- WHAT THE EXERCISE ASKS -
Please repeat verbatim everything from the first of these lines down to the line containing "The Y-piece 87 is at (1113, 354).", including both ends.

- DATASET EXCERPTS -

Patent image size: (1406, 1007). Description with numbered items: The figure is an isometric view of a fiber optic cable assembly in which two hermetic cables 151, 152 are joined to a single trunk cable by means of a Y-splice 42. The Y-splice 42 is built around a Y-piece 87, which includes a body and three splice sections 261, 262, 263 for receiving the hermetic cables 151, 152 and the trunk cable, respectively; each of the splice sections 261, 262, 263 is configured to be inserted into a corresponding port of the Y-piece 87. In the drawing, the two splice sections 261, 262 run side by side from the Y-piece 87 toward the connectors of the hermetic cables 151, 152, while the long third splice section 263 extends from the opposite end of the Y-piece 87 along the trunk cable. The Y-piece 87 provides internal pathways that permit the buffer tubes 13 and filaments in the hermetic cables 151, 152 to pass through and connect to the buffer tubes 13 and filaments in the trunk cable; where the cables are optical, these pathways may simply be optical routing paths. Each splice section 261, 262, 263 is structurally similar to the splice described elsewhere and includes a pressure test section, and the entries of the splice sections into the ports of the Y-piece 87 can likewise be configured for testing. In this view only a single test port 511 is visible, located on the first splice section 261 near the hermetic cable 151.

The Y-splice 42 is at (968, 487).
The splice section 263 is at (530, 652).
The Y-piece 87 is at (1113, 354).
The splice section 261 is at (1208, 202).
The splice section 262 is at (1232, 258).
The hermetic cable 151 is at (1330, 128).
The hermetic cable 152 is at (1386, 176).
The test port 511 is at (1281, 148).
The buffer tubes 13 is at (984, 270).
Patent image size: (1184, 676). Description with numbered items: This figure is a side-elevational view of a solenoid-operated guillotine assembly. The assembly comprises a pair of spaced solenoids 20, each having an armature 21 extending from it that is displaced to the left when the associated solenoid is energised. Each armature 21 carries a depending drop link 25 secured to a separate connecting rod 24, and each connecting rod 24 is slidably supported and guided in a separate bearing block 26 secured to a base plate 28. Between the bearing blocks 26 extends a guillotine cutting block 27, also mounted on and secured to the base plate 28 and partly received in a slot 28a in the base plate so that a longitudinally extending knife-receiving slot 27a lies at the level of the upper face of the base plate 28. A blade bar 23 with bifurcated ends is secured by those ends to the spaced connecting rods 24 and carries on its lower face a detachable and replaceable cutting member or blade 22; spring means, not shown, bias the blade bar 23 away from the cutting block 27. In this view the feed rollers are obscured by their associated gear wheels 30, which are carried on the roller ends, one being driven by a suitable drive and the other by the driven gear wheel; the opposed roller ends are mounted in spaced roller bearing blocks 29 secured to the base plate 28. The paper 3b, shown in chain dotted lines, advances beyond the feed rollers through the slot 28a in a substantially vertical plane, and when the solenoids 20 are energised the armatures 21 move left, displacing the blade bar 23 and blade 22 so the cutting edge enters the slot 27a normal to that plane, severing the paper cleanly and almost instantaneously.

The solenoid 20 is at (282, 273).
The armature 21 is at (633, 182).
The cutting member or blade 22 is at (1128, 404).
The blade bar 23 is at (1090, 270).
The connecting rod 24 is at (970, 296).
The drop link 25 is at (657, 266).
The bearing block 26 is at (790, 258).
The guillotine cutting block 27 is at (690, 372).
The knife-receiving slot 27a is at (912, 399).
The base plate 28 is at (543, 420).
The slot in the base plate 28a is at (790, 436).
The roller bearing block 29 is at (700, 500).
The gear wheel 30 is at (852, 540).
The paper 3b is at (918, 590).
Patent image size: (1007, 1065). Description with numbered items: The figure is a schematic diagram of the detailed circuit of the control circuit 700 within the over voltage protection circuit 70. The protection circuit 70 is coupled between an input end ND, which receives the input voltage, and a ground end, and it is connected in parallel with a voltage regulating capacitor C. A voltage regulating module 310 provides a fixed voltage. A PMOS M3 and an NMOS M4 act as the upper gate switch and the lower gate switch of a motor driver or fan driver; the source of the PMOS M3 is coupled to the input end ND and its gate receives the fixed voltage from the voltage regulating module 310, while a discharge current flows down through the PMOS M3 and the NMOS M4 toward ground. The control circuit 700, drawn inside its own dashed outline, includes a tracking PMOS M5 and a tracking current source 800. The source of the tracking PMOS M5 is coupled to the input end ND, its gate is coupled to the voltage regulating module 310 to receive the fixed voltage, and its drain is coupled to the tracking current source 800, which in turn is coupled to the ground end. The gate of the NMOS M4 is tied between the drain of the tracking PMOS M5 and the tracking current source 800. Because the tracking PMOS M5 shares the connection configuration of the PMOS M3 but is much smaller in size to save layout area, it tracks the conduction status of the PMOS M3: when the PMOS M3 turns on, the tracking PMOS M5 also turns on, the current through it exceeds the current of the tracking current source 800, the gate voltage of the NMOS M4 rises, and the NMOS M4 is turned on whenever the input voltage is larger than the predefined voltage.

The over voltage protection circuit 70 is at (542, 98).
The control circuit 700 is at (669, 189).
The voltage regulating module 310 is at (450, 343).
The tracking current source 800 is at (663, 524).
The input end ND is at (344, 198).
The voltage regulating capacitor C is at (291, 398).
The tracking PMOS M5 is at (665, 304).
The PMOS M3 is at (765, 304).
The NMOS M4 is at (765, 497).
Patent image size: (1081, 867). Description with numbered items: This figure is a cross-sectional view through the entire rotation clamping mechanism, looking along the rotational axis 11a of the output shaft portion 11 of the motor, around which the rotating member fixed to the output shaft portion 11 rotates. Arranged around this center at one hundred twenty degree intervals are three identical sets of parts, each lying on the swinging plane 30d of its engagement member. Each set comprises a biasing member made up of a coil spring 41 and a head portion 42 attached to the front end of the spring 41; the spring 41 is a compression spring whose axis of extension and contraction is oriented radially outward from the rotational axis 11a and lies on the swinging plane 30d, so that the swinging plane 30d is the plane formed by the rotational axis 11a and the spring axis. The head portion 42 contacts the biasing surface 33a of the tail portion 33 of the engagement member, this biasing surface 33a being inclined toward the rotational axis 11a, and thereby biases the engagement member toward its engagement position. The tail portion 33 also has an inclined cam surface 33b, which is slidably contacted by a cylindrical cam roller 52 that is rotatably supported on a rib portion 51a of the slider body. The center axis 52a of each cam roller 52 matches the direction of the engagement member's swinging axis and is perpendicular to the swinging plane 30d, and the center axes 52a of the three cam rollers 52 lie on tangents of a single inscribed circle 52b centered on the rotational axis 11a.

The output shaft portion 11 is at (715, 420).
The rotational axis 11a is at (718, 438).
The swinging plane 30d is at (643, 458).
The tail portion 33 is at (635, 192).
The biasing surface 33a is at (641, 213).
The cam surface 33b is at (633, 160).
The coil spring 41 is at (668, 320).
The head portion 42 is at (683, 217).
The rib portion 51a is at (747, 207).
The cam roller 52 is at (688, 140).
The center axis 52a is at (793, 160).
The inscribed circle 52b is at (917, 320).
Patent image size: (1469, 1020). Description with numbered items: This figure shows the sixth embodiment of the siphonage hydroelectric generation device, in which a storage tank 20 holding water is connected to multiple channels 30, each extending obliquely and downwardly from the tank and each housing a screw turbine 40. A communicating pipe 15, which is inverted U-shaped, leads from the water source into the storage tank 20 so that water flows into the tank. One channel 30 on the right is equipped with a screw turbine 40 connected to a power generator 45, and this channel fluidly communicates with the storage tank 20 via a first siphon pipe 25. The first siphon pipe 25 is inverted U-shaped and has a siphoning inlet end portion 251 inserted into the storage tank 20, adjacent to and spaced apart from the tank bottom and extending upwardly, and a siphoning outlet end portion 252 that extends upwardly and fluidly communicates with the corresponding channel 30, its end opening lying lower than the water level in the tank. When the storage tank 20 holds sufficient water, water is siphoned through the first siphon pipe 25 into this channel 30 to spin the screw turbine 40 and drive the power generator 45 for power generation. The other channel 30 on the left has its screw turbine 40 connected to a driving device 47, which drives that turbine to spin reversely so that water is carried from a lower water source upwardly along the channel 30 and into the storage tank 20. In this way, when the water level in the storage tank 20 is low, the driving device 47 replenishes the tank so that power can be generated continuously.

- THE COMPLETED TASK -
Patent image size: (1406, 1007). Description with numbered items: The figure is an isometric view of a fiber optic cable assembly in which two hermetic cables 151, 152 are joined to a single trunk cable by means of a Y-splice 42. The Y-splice 42 is built around a Y-piece 87, which includes a body and three splice sections 261, 262, 263 for receiving the hermetic cables 151, 152 and the trunk cable, respectively; each of the splice sections 261, 262, 263 is configured to be inserted into a corresponding port of the Y-piece 87. In the drawing, the two splice sections 261, 262 run side by side from the Y-piece 87 toward the connectors of the hermetic cables 151, 152, while the long third splice section 263 extends from the opposite end of the Y-piece 87 along the trunk cable. The Y-piece 87 provides internal pathways that permit the buffer tubes 13 and filaments in the hermetic cables 151, 152 to pass through and connect to the buffer tubes 13 and filaments in the trunk cable; where the cables are optical, these pathways may simply be optical routing paths. Each splice section 261, 262, 263 is structurally similar to the splice described elsewhere and includes a pressure test section, and the entries of the splice sections into the ports of the Y-piece 87 can likewise be configured for testing. In this view only a single test port 511 is visible, located on the first splice section 261 near the hermetic cable 151.

The Y-splice 42 is at (968, 487).
The splice section 263 is at (530, 652).
The Y-piece 87 is at (1113, 354).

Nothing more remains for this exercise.